**The request**: Note each line of the listing that contains the string "name", and copy it.

[Structured figure records]

┌────────

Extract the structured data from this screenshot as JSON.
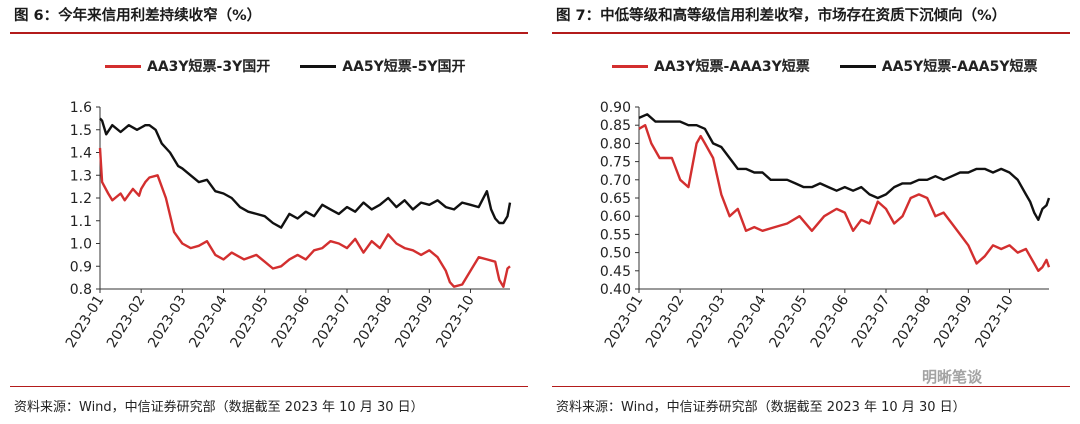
{
  "panels": [
    {
      "title": "图 6：今年来信用利差持续收窄（%）",
      "source": "资料来源：Wind，中信证券研究部（数据截至 2023 年 10 月 30 日）"
    },
    {
      "title": "图 7：中低等级和高等级信用利差收窄，市场存在资质下沉倾向（%）",
      "source": "资料来源：Wind，中信证券研究部（数据截至 2023 年 10 月 30 日）"
    }
  ],
  "watermark": "明晰笔谈",
  "chart_data": [
    {
      "type": "line",
      "title": "图 6：今年来信用利差持续收窄（%）",
      "x_categories": [
        "2023-01",
        "2023-02",
        "2023-03",
        "2023-04",
        "2023-05",
        "2023-06",
        "2023-07",
        "2023-08",
        "2023-09",
        "2023-10"
      ],
      "ylim": [
        0.8,
        1.6
      ],
      "yticks": [
        "1.6",
        "1.5",
        "1.4",
        "1.3",
        "1.2",
        "1.1",
        "1.0",
        "0.9",
        "0.8"
      ],
      "legend_position": "top",
      "grid": false,
      "series": [
        {
          "name": "AA3Y短票-3Y国开",
          "color": "#d32f2f",
          "x": [
            0,
            0.05,
            0.2,
            0.3,
            0.5,
            0.6,
            0.8,
            0.95,
            1.0,
            1.1,
            1.2,
            1.4,
            1.6,
            1.8,
            2.0,
            2.2,
            2.4,
            2.6,
            2.8,
            3.0,
            3.2,
            3.5,
            3.8,
            4.0,
            4.2,
            4.4,
            4.6,
            4.8,
            5.0,
            5.2,
            5.4,
            5.6,
            5.8,
            6.0,
            6.2,
            6.4,
            6.6,
            6.8,
            7.0,
            7.2,
            7.4,
            7.6,
            7.8,
            8.0,
            8.2,
            8.4,
            8.5,
            8.6,
            8.8,
            9.0,
            9.2,
            9.4,
            9.6,
            9.7,
            9.8,
            9.9,
            9.96
          ],
          "values": [
            1.42,
            1.27,
            1.22,
            1.19,
            1.22,
            1.19,
            1.24,
            1.21,
            1.24,
            1.27,
            1.29,
            1.3,
            1.2,
            1.05,
            1.0,
            0.98,
            0.99,
            1.01,
            0.95,
            0.93,
            0.96,
            0.93,
            0.95,
            0.92,
            0.89,
            0.9,
            0.93,
            0.95,
            0.93,
            0.97,
            0.98,
            1.01,
            1.0,
            0.98,
            1.02,
            0.96,
            1.01,
            0.98,
            1.04,
            1.0,
            0.98,
            0.97,
            0.95,
            0.97,
            0.94,
            0.88,
            0.83,
            0.81,
            0.82,
            0.88,
            0.94,
            0.93,
            0.92,
            0.84,
            0.81,
            0.89,
            0.9
          ]
        },
        {
          "name": "AA5Y短票-5Y国开",
          "color": "#111111",
          "x": [
            0,
            0.05,
            0.15,
            0.3,
            0.5,
            0.7,
            0.9,
            1.0,
            1.1,
            1.2,
            1.35,
            1.5,
            1.7,
            1.9,
            2.0,
            2.2,
            2.4,
            2.6,
            2.8,
            3.0,
            3.2,
            3.4,
            3.6,
            3.8,
            4.0,
            4.2,
            4.4,
            4.6,
            4.8,
            5.0,
            5.2,
            5.4,
            5.6,
            5.8,
            6.0,
            6.2,
            6.4,
            6.6,
            6.8,
            7.0,
            7.2,
            7.4,
            7.6,
            7.8,
            8.0,
            8.2,
            8.4,
            8.6,
            8.8,
            9.0,
            9.2,
            9.4,
            9.5,
            9.6,
            9.7,
            9.8,
            9.9,
            9.96
          ],
          "values": [
            1.55,
            1.54,
            1.48,
            1.52,
            1.49,
            1.52,
            1.5,
            1.51,
            1.52,
            1.52,
            1.5,
            1.44,
            1.4,
            1.34,
            1.33,
            1.3,
            1.27,
            1.28,
            1.23,
            1.22,
            1.2,
            1.16,
            1.14,
            1.13,
            1.12,
            1.09,
            1.07,
            1.13,
            1.11,
            1.14,
            1.12,
            1.17,
            1.15,
            1.13,
            1.16,
            1.14,
            1.18,
            1.15,
            1.17,
            1.2,
            1.16,
            1.19,
            1.15,
            1.18,
            1.17,
            1.19,
            1.16,
            1.15,
            1.18,
            1.17,
            1.16,
            1.23,
            1.15,
            1.11,
            1.09,
            1.09,
            1.12,
            1.18
          ]
        }
      ]
    },
    {
      "type": "line",
      "title": "图 7：中低等级和高等级信用利差收窄，市场存在资质下沉倾向（%）",
      "x_categories": [
        "2023-01",
        "2023-02",
        "2023-03",
        "2023-04",
        "2023-05",
        "2023-06",
        "2023-07",
        "2023-08",
        "2023-09",
        "2023-10"
      ],
      "ylim": [
        0.4,
        0.9
      ],
      "yticks": [
        "0.90",
        "0.85",
        "0.80",
        "0.75",
        "0.70",
        "0.65",
        "0.60",
        "0.55",
        "0.50",
        "0.45",
        "0.40"
      ],
      "legend_position": "top",
      "grid": false,
      "series": [
        {
          "name": "AA3Y短票-AAA3Y短票",
          "color": "#d32f2f",
          "x": [
            0,
            0.15,
            0.3,
            0.5,
            0.8,
            1.0,
            1.2,
            1.4,
            1.5,
            1.6,
            1.8,
            2.0,
            2.2,
            2.4,
            2.6,
            2.8,
            3.0,
            3.3,
            3.6,
            3.9,
            4.2,
            4.5,
            4.8,
            5.0,
            5.2,
            5.4,
            5.6,
            5.8,
            6.0,
            6.2,
            6.4,
            6.6,
            6.8,
            7.0,
            7.2,
            7.4,
            7.6,
            7.8,
            8.0,
            8.2,
            8.4,
            8.6,
            8.8,
            9.0,
            9.2,
            9.4,
            9.6,
            9.7,
            9.8,
            9.9,
            9.96
          ],
          "values": [
            0.84,
            0.85,
            0.8,
            0.76,
            0.76,
            0.7,
            0.68,
            0.8,
            0.82,
            0.8,
            0.76,
            0.66,
            0.6,
            0.62,
            0.56,
            0.57,
            0.56,
            0.57,
            0.58,
            0.6,
            0.56,
            0.6,
            0.62,
            0.61,
            0.56,
            0.59,
            0.58,
            0.64,
            0.62,
            0.58,
            0.6,
            0.65,
            0.66,
            0.65,
            0.6,
            0.61,
            0.58,
            0.55,
            0.52,
            0.47,
            0.49,
            0.52,
            0.51,
            0.52,
            0.5,
            0.51,
            0.47,
            0.45,
            0.46,
            0.48,
            0.46
          ]
        },
        {
          "name": "AA5Y短票-AAA5Y短票",
          "color": "#111111",
          "x": [
            0,
            0.2,
            0.4,
            0.6,
            0.8,
            1.0,
            1.2,
            1.4,
            1.6,
            1.8,
            2.0,
            2.2,
            2.4,
            2.6,
            2.8,
            3.0,
            3.2,
            3.4,
            3.6,
            3.8,
            4.0,
            4.2,
            4.4,
            4.6,
            4.8,
            5.0,
            5.2,
            5.4,
            5.6,
            5.8,
            6.0,
            6.2,
            6.4,
            6.6,
            6.8,
            7.0,
            7.2,
            7.4,
            7.6,
            7.8,
            8.0,
            8.2,
            8.4,
            8.6,
            8.8,
            9.0,
            9.2,
            9.4,
            9.5,
            9.6,
            9.7,
            9.8,
            9.9,
            9.96
          ],
          "values": [
            0.87,
            0.88,
            0.86,
            0.86,
            0.86,
            0.86,
            0.85,
            0.85,
            0.84,
            0.8,
            0.79,
            0.76,
            0.73,
            0.73,
            0.72,
            0.72,
            0.7,
            0.7,
            0.7,
            0.69,
            0.68,
            0.68,
            0.69,
            0.68,
            0.67,
            0.68,
            0.67,
            0.68,
            0.66,
            0.65,
            0.66,
            0.68,
            0.69,
            0.69,
            0.7,
            0.7,
            0.71,
            0.7,
            0.71,
            0.72,
            0.72,
            0.73,
            0.73,
            0.72,
            0.73,
            0.72,
            0.7,
            0.66,
            0.64,
            0.61,
            0.59,
            0.62,
            0.63,
            0.65
          ]
        }
      ]
    }
  ]
}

└────────

**Full output**:
          "name": "AA3Y短票-3Y国开",
          "name": "AA5Y短票-5Y国开",
          "name": "AA3Y短票-AAA3Y短票",
          "name": "AA5Y短票-AAA5Y短票",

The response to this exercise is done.